> **Task to carry out**
Every entry must be duplicated precisely as written.

[Records excerpted from a collection]

(begin)

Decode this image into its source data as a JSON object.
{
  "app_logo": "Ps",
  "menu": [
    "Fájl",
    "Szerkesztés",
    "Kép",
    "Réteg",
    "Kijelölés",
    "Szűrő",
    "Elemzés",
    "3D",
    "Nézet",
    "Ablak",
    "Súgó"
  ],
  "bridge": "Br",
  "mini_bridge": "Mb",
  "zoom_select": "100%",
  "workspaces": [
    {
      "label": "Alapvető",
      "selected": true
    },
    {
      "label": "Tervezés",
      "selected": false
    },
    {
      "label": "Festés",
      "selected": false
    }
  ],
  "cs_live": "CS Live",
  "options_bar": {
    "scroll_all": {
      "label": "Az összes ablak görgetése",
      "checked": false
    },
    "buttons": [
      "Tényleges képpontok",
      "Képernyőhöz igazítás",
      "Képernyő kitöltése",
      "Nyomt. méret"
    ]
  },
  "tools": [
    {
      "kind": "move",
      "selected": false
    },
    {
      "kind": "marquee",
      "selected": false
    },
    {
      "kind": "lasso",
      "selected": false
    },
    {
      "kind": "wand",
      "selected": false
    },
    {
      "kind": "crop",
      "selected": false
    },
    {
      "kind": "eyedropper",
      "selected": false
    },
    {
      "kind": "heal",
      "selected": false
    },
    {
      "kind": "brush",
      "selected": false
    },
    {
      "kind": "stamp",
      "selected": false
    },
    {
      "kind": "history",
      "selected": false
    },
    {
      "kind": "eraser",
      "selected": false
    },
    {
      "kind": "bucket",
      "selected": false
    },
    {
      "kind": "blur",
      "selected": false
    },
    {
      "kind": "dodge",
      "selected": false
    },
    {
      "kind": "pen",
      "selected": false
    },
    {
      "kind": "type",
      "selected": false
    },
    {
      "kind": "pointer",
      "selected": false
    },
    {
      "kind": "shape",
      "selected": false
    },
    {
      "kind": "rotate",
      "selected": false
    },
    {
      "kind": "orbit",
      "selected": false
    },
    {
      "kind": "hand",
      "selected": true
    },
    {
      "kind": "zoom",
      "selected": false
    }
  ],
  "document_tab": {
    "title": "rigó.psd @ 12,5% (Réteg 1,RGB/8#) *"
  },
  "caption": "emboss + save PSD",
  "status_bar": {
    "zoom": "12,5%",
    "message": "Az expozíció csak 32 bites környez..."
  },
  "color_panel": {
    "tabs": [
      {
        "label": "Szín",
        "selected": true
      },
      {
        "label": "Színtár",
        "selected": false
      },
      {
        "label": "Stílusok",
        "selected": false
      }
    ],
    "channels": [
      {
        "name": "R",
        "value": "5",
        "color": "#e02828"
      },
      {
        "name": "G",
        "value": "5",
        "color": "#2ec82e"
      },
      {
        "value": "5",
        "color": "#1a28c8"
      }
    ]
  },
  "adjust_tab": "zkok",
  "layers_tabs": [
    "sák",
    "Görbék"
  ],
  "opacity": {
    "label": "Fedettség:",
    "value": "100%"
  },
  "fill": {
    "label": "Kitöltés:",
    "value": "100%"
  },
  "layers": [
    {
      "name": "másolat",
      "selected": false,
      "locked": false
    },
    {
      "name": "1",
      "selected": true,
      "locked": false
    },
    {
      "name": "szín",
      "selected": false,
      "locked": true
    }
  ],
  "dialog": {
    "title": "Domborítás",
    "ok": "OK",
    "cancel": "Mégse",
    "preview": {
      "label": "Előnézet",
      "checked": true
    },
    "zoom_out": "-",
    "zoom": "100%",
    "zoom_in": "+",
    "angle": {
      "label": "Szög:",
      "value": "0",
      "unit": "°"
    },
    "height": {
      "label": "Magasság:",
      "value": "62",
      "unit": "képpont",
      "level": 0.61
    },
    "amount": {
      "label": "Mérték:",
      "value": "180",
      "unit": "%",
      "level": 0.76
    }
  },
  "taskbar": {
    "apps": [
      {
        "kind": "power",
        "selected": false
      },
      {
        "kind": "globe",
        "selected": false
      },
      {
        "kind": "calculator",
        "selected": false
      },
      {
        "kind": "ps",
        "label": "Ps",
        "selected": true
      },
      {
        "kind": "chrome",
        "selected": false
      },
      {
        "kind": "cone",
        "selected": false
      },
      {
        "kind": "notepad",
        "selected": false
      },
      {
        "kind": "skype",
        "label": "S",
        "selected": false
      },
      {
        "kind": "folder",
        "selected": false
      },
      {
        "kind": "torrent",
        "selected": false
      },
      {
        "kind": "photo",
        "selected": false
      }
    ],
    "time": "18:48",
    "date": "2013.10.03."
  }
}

(end)

> **Task output**
Decode this image into its source data as a JSON object.
{
  "app_logo": "Ps",
  "menu": [
    "Fájl",
    "Szerkesztés",
    "Kép",
    "Réteg",
    "Kijelölés",
    "Szűrő",
    "Elemzés",
    "3D",
    "Nézet",
    "Ablak",
    "Súgó"
  ],
  "bridge": "Br",
  "mini_bridge": "Mb",
  "zoom_select": "100%",
  "workspaces": [
    {
      "label": "Alapvető",
      "selected": true
    },
    {
      "label": "Tervezés",
      "selected": false
    },
    {
      "label": "Festés",
      "selected": false
    }
  ],
  "cs_live": "CS Live",
  "options_bar": {
    "scroll_all": {
      "label": "Az összes ablak görgetése",
      "checked": false
    },
    "buttons": [
      "Tényleges képpontok",
      "Képernyőhöz igazítás",
      "Képernyő kitöltése",
      "Nyomt. méret"
    ]
  },
  "tools": [
    {
      "kind": "move",
      "selected": false
    },
    {
      "kind": "marquee",
      "selected": false
    },
    {
      "kind": "lasso",
      "selected": false
    },
    {
      "kind": "wand",
      "selected": false
    },
    {
      "kind": "crop",
      "selected": false
    },
    {
      "kind": "eyedropper",
      "selected": false
    },
    {
      "kind": "heal",
      "selected": false
    },
    {
      "kind": "brush",
      "selected": false
    },
    {
      "kind": "stamp",
      "selected": false
    },
    {
      "kind": "history",
      "selected": false
    },
    {
      "kind": "eraser",
      "selected": false
    },
    {
      "kind": "bucket",
      "selected": false
    },
    {
      "kind": "blur",
      "selected": false
    },
    {
      "kind": "dodge",
      "selected": false
    },
    {
      "kind": "pen",
      "selected": false
    },
    {
      "kind": "type",
      "selected": false
    },
    {
      "kind": "pointer",
      "selected": false
    },
    {
      "kind": "shape",
      "selected": false
    },
    {
      "kind": "rotate",
      "selected": false
    },
    {
      "kind": "orbit",
      "selected": false
    },
    {
      "kind": "hand",
      "selected": true
    },
    {
      "kind": "zoom",
      "selected": false
    }
  ],
  "document_tab": {
    "title": "rigó.psd @ 12,5% (Réteg 1,RGB/8#) *"
  },
  "caption": "emboss + save PSD",
  "status_bar": {
    "zoom": "12,5%",
    "message": "Az expozíció csak 32 bites környez..."
  },
  "color_panel": {
    "tabs": [
      {
        "label": "Szín",
        "selected": true
      },
      {
        "label": "Színtár",
        "selected": false
      },
      {
        "label": "Stílusok",
        "selected": false
      }
    ],
    "channels": [
      {
        "name": "R",
        "value": "5",
        "color": "#e02828"
      },
      {
        "name": "G",
        "value": "5",
        "color": "#2ec82e"
      },
      {
        "value": "5",
        "color": "#1a28c8"
      }
    ]
  },
  "adjust_tab": "zkok",
  "layers_tabs": [
    "sák",
    "Görbék"
  ],
  "opacity": {
    "label": "Fedettség:",
    "value": "100%"
  },
  "fill": {
    "label": "Kitöltés:",
    "value": "100%"
  },
  "layers": [
    {
      "name": "másolat",
      "selected": false,
      "locked": false
    },
    {
      "name": "1",
      "selected": true,
      "locked": false
    },
    {
      "name": "szín",
      "selected": false,
      "locked": true
    }
  ],
  "dialog": {
    "title": "Domborítás",
    "ok": "OK",
    "cancel": "Mégse",
    "preview": {
      "label": "Előnézet",
      "checked": true
    },
    "zoom_out": "-",
    "zoom": "100%",
    "zoom_in": "+",
    "angle": {
      "label": "Szög:",
      "value": "0",
      "unit": "°"
    },
    "height": {
      "label": "Magasság:",
      "value": "62",
      "unit": "képpont",
      "level": 0.61
    },
    "amount": {
      "label": "Mérték:",
      "value": "180",
      "unit": "%",
      "level": 0.76
    }
  },
  "taskbar": {
    "apps": [
      {
        "kind": "power",
        "selected": false
      },
      {
        "kind": "globe",
        "selected": false
      },
      {
        "kind": "calculator",
        "selected": false
      },
      {
        "kind": "ps",
        "label": "Ps",
        "selected": true
      },
      {
        "kind": "chrome",
        "selected": false
      },
      {
        "kind": "cone",
        "selected": false
      },
      {
        "kind": "notepad",
        "selected": false
      },
      {
        "kind": "skype",
        "label": "S",
        "selected": false
      },
      {
        "kind": "folder",
        "selected": false
      },
      {
        "kind": "torrent",
        "selected": false
      },
      {
        "kind": "photo",
        "selected": false
      }
    ],
    "time": "18:48",
    "date": "2013.10.03."
  }
}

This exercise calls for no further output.